■ **Short problem**
Scan the records below. List lines holding "المزارعين".

■ **Supplied data**
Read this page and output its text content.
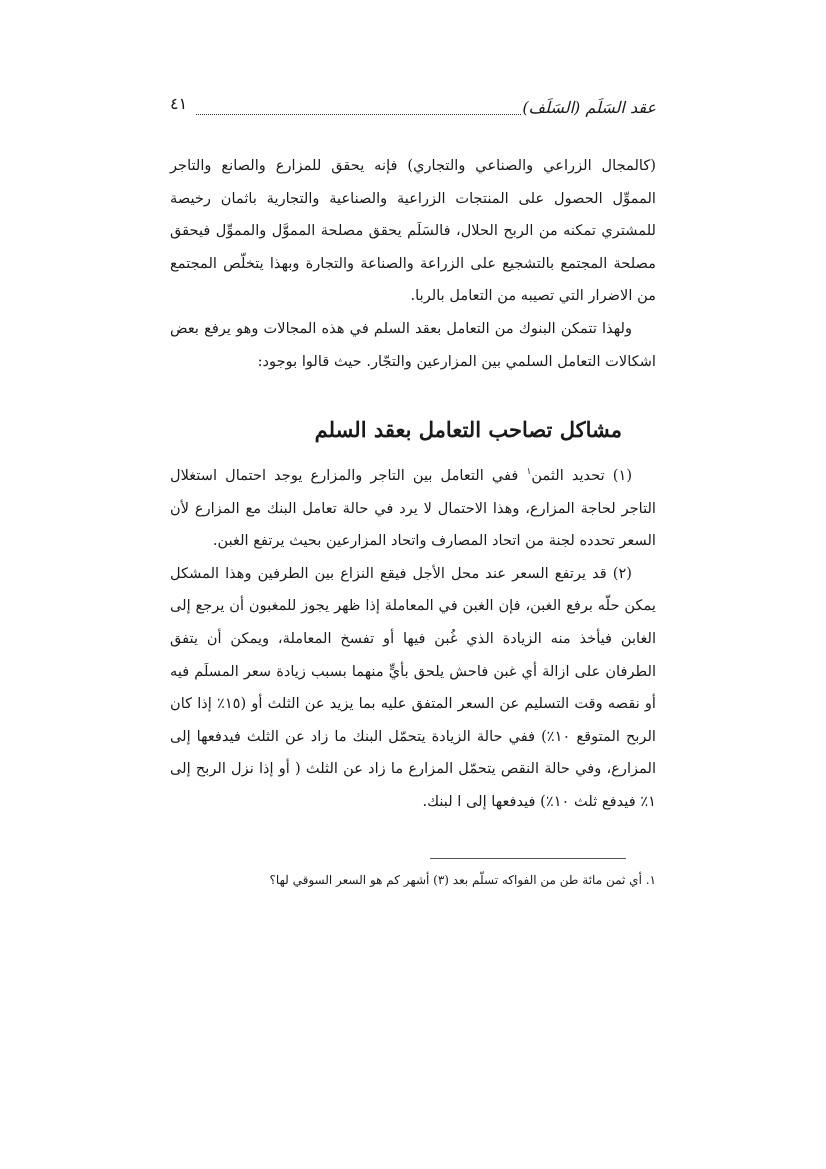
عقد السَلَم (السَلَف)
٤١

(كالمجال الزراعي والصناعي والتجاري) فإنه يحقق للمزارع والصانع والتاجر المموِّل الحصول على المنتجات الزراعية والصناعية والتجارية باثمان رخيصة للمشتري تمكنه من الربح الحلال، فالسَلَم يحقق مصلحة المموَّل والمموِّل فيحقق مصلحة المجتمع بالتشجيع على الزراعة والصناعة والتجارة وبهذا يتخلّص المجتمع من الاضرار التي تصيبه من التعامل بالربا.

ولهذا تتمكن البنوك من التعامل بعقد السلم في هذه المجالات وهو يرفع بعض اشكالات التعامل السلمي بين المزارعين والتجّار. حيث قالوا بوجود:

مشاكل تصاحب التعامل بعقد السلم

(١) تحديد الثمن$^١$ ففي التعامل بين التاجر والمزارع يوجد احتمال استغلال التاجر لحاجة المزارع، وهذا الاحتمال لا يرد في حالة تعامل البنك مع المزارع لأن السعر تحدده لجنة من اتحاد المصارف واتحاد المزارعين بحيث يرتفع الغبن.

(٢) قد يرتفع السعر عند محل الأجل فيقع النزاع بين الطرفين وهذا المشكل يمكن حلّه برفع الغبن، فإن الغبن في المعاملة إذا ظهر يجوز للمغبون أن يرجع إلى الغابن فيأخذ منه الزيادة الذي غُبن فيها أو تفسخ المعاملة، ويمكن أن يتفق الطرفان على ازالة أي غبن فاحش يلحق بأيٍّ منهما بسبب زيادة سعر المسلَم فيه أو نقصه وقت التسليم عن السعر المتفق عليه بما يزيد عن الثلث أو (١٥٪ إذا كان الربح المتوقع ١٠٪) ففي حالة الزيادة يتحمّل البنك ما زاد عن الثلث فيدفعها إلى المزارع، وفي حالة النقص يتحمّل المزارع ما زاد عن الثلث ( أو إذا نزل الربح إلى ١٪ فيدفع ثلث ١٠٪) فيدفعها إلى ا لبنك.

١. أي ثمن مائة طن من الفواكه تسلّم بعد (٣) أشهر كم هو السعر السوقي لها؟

* * *

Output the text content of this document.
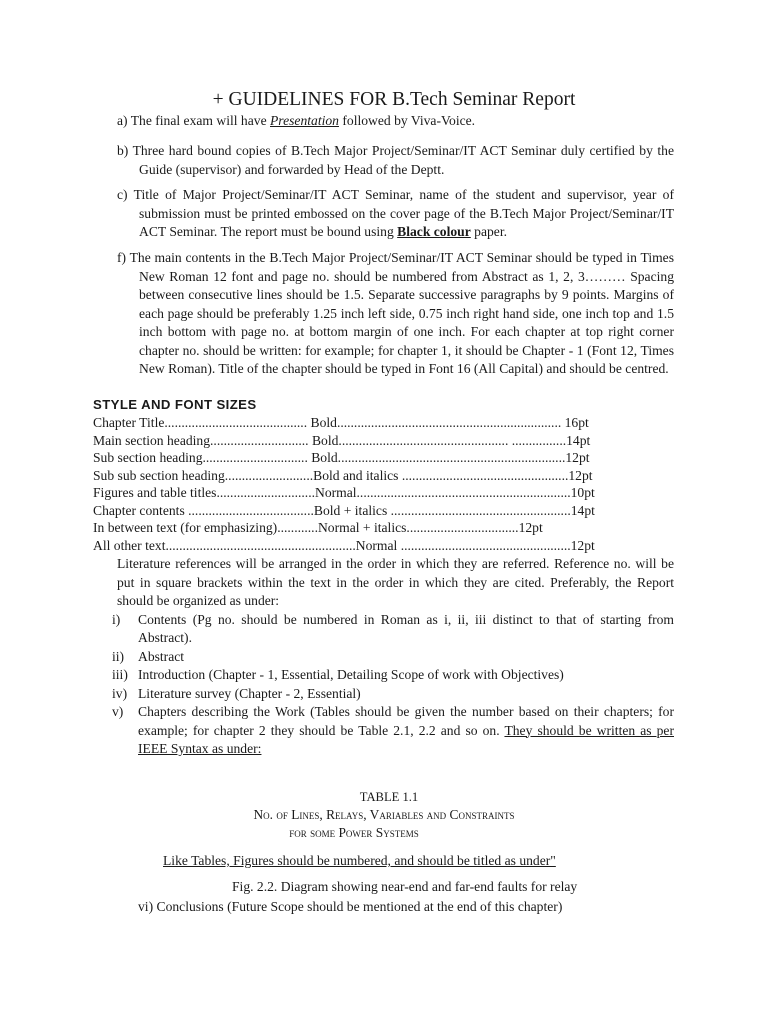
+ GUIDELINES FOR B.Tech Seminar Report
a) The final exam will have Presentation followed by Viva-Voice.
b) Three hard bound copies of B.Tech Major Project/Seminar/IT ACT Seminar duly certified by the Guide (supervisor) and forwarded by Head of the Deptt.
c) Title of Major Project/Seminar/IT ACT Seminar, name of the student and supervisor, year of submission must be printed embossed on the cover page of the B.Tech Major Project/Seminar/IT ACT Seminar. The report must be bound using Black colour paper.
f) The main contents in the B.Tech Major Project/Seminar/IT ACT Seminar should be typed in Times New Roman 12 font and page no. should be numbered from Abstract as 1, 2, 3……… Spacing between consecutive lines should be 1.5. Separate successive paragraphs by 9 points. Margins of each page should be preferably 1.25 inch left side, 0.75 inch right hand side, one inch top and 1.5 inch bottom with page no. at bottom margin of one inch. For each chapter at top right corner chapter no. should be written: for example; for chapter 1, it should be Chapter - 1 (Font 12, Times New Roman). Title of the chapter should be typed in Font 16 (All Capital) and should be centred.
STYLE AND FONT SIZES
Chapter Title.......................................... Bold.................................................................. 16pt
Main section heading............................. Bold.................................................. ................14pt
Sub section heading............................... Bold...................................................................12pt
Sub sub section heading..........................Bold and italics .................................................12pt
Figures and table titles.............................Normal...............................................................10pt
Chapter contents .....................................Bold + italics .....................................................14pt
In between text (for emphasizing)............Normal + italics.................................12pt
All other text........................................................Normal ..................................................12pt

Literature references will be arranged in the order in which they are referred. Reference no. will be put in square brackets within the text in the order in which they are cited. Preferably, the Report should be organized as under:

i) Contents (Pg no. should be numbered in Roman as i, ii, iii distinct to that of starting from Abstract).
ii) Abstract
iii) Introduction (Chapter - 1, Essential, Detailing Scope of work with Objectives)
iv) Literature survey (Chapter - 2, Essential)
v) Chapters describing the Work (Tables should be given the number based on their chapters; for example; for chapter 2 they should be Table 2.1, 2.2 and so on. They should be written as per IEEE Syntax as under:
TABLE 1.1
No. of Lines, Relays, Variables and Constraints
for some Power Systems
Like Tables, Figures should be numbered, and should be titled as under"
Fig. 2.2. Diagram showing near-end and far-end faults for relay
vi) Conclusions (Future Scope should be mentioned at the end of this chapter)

---

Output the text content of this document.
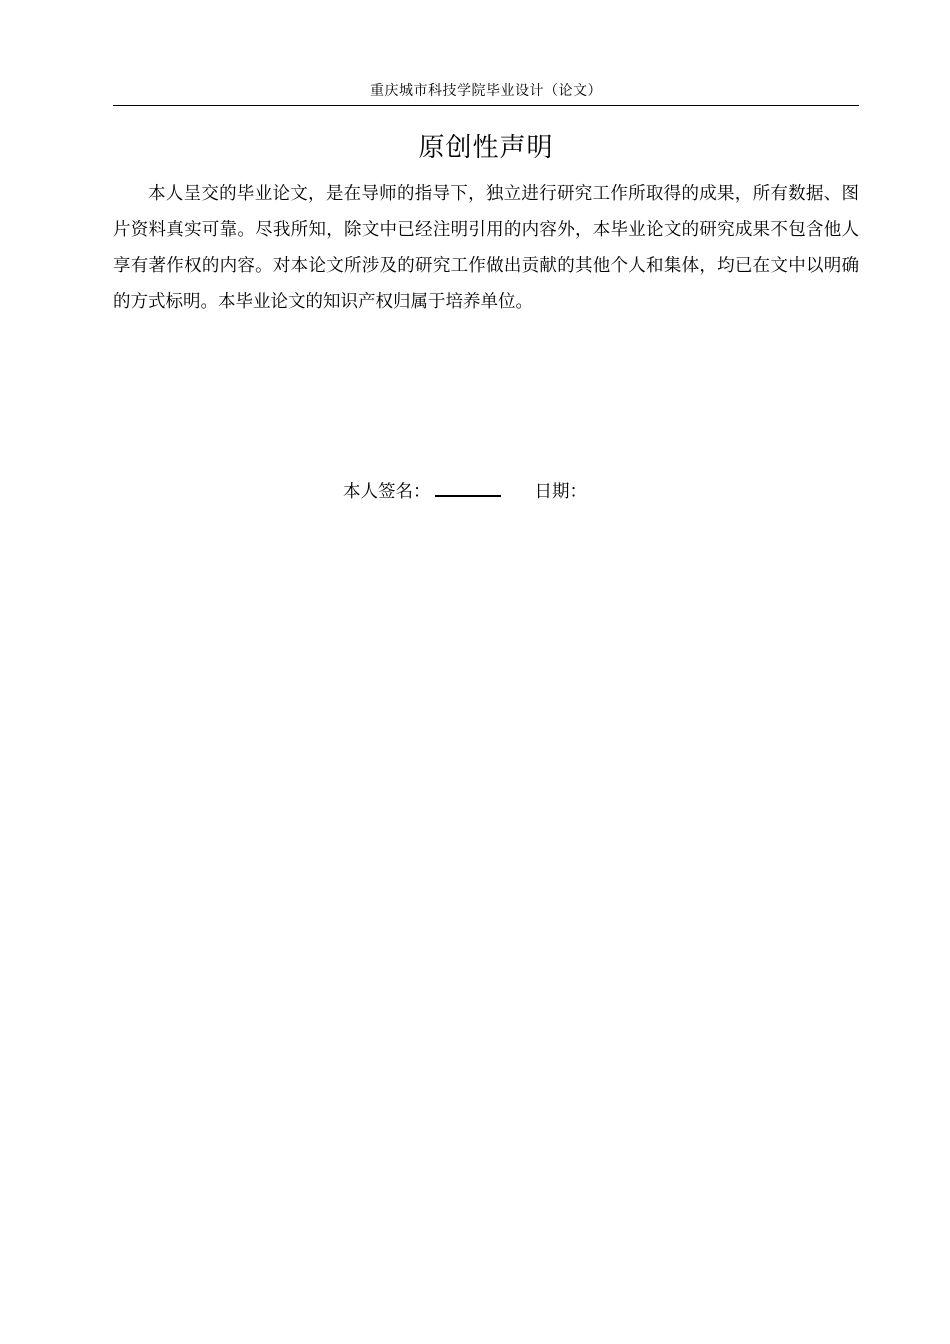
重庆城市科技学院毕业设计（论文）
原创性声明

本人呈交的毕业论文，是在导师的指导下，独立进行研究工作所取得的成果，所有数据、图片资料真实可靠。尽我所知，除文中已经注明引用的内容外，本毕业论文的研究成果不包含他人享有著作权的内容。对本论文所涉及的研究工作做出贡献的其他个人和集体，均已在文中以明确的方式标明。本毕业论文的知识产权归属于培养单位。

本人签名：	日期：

■ **Problem solution**
ولهذا تتمكن البنوك من التعامل بعقد السلم في هذه المجالات وهو يرفع بعض اشكالات التعامل السلمي بين المزارعين والتجّار. حيث قالوا بوجود:
(١) تحديد الثمن$^١$ ففي التعامل بين التاجر والمزارع يوجد احتمال استغلال التاجر لحاجة المزارع، وهذا الاحتمال لا يرد في حالة تعامل البنك مع المزارع لأن السعر تحدده لجنة من اتحاد المصارف واتحاد المزارعين بحيث يرتفع الغبن.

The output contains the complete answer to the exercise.